§ **Given text**:

Delhi High Court
Canara Bank vs M/S Pick Up Auto Products on 17 December, 2013
Author: Rajiv Sahai Endlaw
Bench: Rajiv Sahai Endlaw
*IN THE HIGH COURT OF DELHI AT NEW DELHI
% Date of decision: 17th December, 2013
+ RFA 318/2012 & CM No.12925/2012 (of appellant u/O 6 R-17
CPC).
CANARA BANK ..... Appellant
Through: Mr. K.K. Nirmal, Adv.
Versus
M/S PICK UP AUTO PRODUCTS ..... Respondent
Through: None.
CORAM :-
HON'BLE MR. JUSTICE RAJIV SAHAI ENDLAW RAJIV SAHAI ENDLAW, J
1. The appeal impugns the judgment and decree dated 4th February, 2012 of the Court of the Addl. District Judge (Central-07), Delhi of dismissal of Suit No.147/2010 filed by the appellant Bank for recovery of Rs.3,55,728/-
from the respondent / defendant.
2. Notice of the appeal and of the application for condonation of 73 days delay in filing of the appeal and of the application for amendment of the plaint was issued. The said notice was returned back with the report of "no such company in existence at the address given". Liberty was given to the appellant/plaintiff Bank to serve the respondent at a fresh address. Vide RFA No.318/2012 Page 1 of 8 order dated 30th July, 2013 the respondent/defendant was permitted to be served by publication. Such publication has been effected. None appeared for the respondent/defendant before the Registrar (Appellate) on 27th September, 2013 and before this Bench on 25th November, 2013 when the respondent/defendant was proceeded against ex parte, the delay in filing the appeal condoned, the appeal admitted for hearing and the counsel for the appellant/plaintiff Bank was heard and the judgment reserved and the Trial Court record was requisitioned for perusal before pronouncement. The Trial Court record has been received and perused.

§ **Aim**: According to the judgment, how many days of delay in filing the appeal did the appellant ask to have condoned? The rows that come next have no connection to the judgment above.

§ **Supplied material**:
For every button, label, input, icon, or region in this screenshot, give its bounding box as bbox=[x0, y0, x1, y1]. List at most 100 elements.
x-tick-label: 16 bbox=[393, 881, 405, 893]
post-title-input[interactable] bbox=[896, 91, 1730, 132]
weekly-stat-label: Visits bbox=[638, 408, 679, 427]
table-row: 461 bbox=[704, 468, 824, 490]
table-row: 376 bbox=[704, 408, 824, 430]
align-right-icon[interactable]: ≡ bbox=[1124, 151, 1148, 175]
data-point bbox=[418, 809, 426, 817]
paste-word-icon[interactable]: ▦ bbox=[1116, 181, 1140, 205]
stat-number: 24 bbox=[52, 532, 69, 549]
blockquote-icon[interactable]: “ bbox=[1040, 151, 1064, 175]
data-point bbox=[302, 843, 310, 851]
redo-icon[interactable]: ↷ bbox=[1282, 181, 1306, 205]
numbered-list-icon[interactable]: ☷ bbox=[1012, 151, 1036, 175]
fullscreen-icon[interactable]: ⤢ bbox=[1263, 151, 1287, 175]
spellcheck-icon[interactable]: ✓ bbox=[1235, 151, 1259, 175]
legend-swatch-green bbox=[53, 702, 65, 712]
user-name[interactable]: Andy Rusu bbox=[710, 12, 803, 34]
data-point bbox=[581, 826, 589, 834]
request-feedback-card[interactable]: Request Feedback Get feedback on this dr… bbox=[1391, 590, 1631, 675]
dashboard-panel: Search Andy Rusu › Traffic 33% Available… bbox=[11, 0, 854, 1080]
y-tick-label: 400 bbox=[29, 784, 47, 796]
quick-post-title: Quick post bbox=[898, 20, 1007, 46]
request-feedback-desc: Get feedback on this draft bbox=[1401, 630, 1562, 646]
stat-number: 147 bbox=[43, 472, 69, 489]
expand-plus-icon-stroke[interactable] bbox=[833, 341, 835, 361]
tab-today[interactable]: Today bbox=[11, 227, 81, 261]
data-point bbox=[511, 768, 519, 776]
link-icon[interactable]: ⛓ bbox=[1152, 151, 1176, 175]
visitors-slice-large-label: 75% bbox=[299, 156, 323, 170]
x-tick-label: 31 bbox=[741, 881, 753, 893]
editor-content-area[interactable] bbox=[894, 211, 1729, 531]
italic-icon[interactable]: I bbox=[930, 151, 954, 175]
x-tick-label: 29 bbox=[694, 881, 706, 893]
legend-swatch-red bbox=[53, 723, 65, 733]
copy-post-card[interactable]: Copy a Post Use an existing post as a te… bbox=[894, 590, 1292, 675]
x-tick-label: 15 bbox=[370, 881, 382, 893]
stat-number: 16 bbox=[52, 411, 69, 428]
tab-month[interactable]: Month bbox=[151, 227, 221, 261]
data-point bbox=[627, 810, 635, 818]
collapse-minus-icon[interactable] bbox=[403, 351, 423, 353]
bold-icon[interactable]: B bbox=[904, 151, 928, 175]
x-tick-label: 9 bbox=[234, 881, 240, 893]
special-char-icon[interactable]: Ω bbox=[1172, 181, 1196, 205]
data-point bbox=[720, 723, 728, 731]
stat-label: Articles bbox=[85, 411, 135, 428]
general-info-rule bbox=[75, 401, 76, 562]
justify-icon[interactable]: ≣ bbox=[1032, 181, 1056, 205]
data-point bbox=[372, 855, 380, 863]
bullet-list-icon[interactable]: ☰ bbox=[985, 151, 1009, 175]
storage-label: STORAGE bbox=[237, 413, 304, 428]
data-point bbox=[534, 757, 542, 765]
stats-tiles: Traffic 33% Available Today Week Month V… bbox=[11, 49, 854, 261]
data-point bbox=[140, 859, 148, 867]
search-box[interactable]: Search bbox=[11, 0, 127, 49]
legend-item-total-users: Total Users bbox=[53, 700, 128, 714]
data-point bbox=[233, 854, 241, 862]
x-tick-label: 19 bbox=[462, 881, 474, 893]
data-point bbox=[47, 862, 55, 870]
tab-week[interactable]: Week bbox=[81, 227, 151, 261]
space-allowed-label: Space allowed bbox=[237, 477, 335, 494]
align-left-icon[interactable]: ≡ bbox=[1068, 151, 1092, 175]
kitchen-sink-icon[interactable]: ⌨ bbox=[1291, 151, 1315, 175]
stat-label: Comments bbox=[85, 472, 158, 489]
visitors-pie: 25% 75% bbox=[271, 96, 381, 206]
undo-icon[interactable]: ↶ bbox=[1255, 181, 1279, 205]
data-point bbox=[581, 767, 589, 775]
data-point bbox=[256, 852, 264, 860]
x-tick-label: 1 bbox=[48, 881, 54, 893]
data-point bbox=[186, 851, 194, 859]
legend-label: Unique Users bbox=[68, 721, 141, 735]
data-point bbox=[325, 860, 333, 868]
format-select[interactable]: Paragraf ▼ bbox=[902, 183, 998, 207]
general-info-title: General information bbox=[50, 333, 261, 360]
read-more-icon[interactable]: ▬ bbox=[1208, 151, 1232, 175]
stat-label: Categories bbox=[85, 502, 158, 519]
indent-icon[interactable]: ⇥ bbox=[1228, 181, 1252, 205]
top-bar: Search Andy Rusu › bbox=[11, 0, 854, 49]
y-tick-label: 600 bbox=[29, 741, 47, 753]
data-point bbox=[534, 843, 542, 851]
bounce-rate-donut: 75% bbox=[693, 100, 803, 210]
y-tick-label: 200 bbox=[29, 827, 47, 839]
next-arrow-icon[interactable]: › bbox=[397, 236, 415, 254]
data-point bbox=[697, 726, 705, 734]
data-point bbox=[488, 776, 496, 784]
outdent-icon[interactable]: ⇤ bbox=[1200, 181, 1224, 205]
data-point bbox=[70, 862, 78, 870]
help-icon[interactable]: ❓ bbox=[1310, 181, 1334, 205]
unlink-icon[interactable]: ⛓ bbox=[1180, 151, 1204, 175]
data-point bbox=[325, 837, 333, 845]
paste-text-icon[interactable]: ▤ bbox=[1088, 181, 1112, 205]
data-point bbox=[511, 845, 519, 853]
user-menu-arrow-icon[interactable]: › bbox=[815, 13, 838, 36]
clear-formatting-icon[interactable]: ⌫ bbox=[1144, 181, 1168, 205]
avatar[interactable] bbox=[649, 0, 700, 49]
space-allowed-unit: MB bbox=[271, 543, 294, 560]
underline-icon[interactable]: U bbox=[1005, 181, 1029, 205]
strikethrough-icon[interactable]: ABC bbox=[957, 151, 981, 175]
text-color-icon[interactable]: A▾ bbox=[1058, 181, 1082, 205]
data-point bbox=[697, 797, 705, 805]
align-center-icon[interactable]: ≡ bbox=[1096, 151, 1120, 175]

§ **Solution for this exercise**: 73 days.